Gather up every line that includes the string "ylabel".

======== DATASET ENTRIES

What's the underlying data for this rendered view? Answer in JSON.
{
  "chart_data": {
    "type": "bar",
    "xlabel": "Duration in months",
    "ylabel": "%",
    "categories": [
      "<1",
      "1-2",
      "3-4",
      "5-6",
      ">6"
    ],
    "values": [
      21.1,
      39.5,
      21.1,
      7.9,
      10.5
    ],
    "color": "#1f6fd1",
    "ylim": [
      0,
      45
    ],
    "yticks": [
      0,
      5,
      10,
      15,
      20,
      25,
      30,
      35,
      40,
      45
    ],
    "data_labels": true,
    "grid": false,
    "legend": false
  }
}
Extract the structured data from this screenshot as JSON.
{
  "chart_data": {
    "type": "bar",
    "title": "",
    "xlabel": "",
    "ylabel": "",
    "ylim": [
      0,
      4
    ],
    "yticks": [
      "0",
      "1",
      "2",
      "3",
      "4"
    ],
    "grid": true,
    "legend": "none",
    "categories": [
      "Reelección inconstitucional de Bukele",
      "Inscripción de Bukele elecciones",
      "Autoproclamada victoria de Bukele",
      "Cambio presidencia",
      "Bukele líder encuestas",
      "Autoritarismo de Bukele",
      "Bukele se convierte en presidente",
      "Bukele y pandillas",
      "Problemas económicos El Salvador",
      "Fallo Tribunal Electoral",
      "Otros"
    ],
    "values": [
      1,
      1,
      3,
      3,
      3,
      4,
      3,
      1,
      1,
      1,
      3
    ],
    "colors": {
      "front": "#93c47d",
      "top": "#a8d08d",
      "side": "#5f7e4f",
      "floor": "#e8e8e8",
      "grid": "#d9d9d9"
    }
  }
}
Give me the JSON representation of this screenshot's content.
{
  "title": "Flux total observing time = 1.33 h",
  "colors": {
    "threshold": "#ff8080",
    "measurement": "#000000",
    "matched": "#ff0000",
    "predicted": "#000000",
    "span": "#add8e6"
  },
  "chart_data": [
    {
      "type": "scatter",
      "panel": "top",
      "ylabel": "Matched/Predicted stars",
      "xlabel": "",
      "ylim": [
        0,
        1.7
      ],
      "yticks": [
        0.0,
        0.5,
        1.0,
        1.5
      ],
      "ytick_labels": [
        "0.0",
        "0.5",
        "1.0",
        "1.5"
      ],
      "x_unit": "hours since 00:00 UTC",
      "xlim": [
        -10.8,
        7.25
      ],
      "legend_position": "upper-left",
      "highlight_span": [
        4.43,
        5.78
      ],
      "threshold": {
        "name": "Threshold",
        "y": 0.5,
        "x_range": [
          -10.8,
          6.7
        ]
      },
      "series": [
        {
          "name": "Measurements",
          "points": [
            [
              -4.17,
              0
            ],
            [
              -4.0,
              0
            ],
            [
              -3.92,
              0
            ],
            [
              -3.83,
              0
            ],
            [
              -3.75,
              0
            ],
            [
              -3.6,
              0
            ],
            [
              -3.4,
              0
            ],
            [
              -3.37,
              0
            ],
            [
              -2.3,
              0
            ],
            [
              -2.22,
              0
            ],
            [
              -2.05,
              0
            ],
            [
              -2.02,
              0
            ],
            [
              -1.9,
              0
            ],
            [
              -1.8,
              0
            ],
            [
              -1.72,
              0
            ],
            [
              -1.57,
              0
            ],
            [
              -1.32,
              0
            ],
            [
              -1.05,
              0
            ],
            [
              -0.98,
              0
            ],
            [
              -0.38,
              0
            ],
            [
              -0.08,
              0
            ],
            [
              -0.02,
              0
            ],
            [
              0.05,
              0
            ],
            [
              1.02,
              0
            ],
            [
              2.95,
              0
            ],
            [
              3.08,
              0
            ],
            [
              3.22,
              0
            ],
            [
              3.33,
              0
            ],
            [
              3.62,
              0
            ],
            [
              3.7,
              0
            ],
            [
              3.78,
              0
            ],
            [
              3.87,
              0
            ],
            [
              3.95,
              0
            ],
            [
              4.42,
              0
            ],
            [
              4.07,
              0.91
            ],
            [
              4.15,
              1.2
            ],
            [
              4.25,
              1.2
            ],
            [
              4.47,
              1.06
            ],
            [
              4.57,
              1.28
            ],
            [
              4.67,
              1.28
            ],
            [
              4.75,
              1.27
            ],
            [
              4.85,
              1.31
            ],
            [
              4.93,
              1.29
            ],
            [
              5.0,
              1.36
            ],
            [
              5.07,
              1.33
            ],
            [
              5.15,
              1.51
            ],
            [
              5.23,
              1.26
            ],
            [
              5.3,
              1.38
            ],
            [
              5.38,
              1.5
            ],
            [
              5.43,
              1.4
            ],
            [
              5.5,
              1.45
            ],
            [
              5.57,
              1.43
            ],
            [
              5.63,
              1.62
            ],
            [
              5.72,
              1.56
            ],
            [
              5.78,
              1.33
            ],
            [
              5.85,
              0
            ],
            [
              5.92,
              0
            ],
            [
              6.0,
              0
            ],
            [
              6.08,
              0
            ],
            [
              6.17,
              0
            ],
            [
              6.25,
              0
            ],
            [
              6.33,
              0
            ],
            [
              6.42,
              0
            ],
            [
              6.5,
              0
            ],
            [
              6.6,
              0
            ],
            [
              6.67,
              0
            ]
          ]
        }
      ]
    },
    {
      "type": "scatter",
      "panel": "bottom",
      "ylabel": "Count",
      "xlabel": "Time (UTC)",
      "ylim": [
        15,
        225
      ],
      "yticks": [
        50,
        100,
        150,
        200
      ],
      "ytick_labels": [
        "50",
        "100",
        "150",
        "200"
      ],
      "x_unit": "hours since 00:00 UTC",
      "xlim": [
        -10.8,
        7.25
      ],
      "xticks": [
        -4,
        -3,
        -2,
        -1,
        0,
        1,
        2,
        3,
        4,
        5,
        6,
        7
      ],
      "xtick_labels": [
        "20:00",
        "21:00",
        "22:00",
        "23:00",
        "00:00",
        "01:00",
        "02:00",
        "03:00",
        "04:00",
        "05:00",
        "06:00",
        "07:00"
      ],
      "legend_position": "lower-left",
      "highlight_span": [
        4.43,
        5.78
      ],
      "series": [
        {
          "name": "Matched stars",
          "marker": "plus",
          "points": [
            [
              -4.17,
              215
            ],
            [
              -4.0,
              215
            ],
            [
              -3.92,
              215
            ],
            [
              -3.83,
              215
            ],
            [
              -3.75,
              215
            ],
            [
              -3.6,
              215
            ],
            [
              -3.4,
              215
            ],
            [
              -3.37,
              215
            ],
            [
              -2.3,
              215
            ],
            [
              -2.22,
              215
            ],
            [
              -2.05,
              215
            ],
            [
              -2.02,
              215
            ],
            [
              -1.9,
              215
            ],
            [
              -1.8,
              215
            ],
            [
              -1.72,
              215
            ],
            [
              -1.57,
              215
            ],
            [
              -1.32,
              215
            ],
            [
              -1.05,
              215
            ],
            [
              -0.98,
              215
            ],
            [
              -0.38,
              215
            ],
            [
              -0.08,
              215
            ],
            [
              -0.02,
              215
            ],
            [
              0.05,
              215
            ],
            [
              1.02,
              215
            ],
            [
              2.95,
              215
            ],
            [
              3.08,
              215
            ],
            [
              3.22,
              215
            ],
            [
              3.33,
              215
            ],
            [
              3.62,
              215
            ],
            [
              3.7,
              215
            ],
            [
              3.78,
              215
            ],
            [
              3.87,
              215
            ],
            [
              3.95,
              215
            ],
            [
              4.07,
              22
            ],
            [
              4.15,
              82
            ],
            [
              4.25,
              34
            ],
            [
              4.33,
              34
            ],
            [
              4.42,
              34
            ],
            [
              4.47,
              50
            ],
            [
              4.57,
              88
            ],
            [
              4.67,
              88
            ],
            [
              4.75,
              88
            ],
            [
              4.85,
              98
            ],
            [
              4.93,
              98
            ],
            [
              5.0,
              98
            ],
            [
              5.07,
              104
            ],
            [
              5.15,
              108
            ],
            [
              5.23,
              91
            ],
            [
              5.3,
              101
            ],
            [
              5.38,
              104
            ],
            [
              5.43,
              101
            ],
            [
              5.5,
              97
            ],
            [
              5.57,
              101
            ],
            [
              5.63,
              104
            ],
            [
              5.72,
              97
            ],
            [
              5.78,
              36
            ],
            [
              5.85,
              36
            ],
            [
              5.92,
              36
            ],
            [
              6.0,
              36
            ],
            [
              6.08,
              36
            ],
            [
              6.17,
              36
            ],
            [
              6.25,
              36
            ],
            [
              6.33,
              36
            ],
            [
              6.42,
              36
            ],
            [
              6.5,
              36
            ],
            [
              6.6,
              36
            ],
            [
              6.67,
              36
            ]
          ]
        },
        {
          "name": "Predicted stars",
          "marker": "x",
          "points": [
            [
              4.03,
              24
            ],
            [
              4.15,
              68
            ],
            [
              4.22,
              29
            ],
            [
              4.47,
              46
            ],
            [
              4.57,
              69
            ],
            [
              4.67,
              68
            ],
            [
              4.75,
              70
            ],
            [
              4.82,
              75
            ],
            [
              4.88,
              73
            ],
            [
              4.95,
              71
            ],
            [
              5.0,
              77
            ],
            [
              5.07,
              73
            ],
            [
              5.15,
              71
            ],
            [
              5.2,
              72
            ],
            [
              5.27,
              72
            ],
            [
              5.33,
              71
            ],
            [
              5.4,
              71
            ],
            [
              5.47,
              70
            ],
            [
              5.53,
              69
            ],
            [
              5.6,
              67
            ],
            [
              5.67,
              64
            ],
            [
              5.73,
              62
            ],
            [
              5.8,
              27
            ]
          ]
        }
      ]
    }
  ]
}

================

EXERCISE OUTPUT ->
    "ylabel": "%",
    "ylabel": "",
      "ylabel": "Matched/Predicted stars",
      "ylabel": "Count",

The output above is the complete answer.